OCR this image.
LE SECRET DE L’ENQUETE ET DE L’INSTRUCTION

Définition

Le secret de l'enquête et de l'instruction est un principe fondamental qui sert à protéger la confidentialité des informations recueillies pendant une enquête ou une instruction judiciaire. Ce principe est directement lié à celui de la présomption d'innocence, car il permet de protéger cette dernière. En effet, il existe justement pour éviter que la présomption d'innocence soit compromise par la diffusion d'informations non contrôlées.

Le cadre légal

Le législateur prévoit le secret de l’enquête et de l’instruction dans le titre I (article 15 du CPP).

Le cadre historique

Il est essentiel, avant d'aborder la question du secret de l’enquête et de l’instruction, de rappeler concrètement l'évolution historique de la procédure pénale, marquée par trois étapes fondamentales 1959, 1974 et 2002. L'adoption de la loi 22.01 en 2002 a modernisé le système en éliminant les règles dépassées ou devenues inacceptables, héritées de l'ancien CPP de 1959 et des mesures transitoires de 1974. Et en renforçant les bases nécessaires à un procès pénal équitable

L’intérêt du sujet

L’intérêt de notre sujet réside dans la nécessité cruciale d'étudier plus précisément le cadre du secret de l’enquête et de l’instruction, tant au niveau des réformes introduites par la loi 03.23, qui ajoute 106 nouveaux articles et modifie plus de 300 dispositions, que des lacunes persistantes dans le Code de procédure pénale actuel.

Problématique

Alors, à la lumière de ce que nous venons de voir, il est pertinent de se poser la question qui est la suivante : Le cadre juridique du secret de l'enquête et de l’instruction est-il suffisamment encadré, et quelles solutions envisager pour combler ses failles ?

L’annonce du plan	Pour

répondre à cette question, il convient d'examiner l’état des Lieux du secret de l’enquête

————————

Every entry above needs to be quoted exactly.

OCR this image.
LE SECRET DE L’ENQUETE ET DE L’INSTRUCTION

Définition

Le secret de l'enquête et de l'instruction est un principe fondamental qui sert à protéger la confidentialité des informations recueillies pendant une enquête ou une instruction judiciaire. Ce principe est directement lié à celui de la présomption d'innocence, car il permet de protéger cette dernière. En effet, il existe justement pour éviter que la présomption d'innocence soit compromise par la diffusion d'informations non contrôlées.

Le cadre légal

Le législateur prévoit le secret de l’enquête et de l’instruction dans le titre I (article 15 du CPP).

Le cadre historique

Il est essentiel, avant d'aborder la question du secret de l’enquête et de l’instruction, de rappeler concrètement l'évolution historique de la procédure pénale, marquée par trois étapes fondamentales 1959, 1974 et 2002. L'adoption de la loi 22.01 en 2002 a modernisé le système en éliminant les règles dépassées ou devenues inacceptables, héritées de l'ancien CPP de 1959 et des mesures transitoires de 1974. Et en renforçant les bases nécessaires à un procès pénal équitable

L’intérêt du sujet

L’intérêt de notre sujet réside dans la nécessité cruciale d'étudier plus précisément le cadre du secret de l’enquête et de l’instruction, tant au niveau des réformes introduites par la loi 03.23, qui ajoute 106 nouveaux articles et modifie plus de 300 dispositions, que des lacunes persistantes dans le Code de procédure pénale actuel.

Problématique

Alors, à la lumière de ce que nous venons de voir, il est pertinent de se poser la question qui est la suivante : Le cadre juridique du secret de l'enquête et de l’instruction est-il suffisamment encadré, et quelles solutions envisager pour combler ses failles ?

L’annonce du plan	Pour

répondre à cette question, il convient d'examiner l’état des Lieux du secret de l’enquête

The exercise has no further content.